_DATA SUPPLIED_
----

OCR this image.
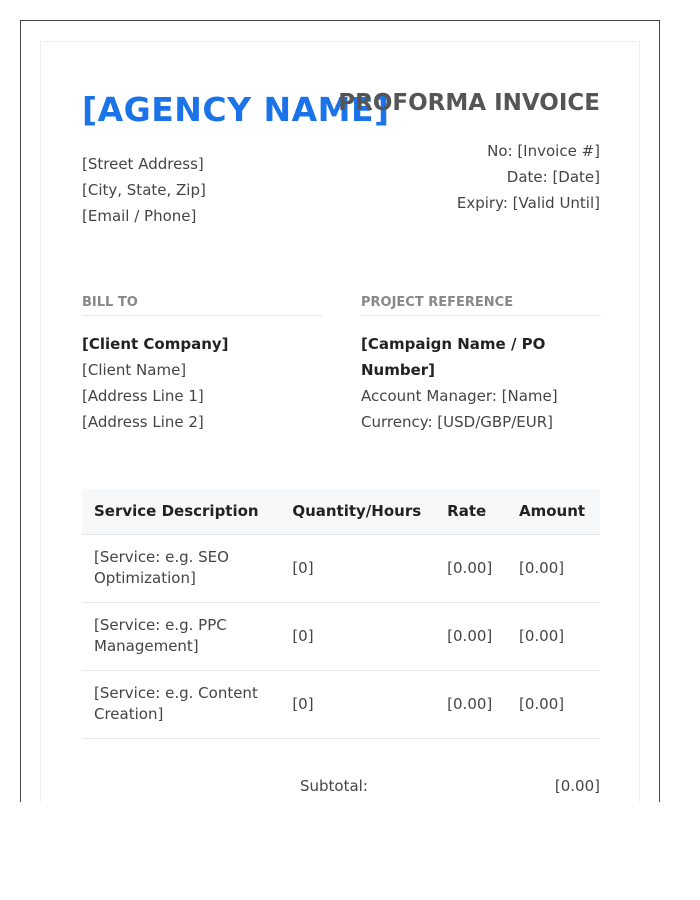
[AGENCY NAME]
PROFORMA INVOICE
[Street Address]
[City, State, Zip]
[Email / Phone]
No: [Invoice #]
Date: [Date]
Expiry: [Valid Until]
BILL TO	PROJECT REFERENCE
[Client Company]
[Client Name]
[Address Line 1]
[Address Line 2]
[Campaign Name / PO Number]
Account Manager: [Name]
Currency: [USD/GBP/EUR]
Service Description	Quantity/Hours	Rate	Amount
[Service: e.g. SEO Optimization]	[0]	[0.00]	[0.00]
[Service: e.g. PPC Management]	[0]	[0.00]	[0.00]
[Service: e.g. Content Creation]	[0]	[0.00]	[0.00]
Subtotal:	[0.00]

----

_WHAT IS BEING ASKED_
Copy out the whole listing exactly, and don't carry over any pictures.

_RESULT_
OCR this image.
[AGENCY NAME]
PROFORMA INVOICE
[Street Address]
[City, State, Zip]
[Email / Phone]
No: [Invoice #]
Date: [Date]
Expiry: [Valid Until]
BILL TO	PROJECT REFERENCE
[Client Company]
[Client Name]
[Address Line 1]
[Address Line 2]
[Campaign Name / PO Number]
Account Manager: [Name]
Currency: [USD/GBP/EUR]
Service Description	Quantity/Hours	Rate	Amount
[Service: e.g. SEO Optimization]	[0]	[0.00]	[0.00]
[Service: e.g. PPC Management]	[0]	[0.00]	[0.00]
[Service: e.g. Content Creation]	[0]	[0.00]	[0.00]
Subtotal:	[0.00]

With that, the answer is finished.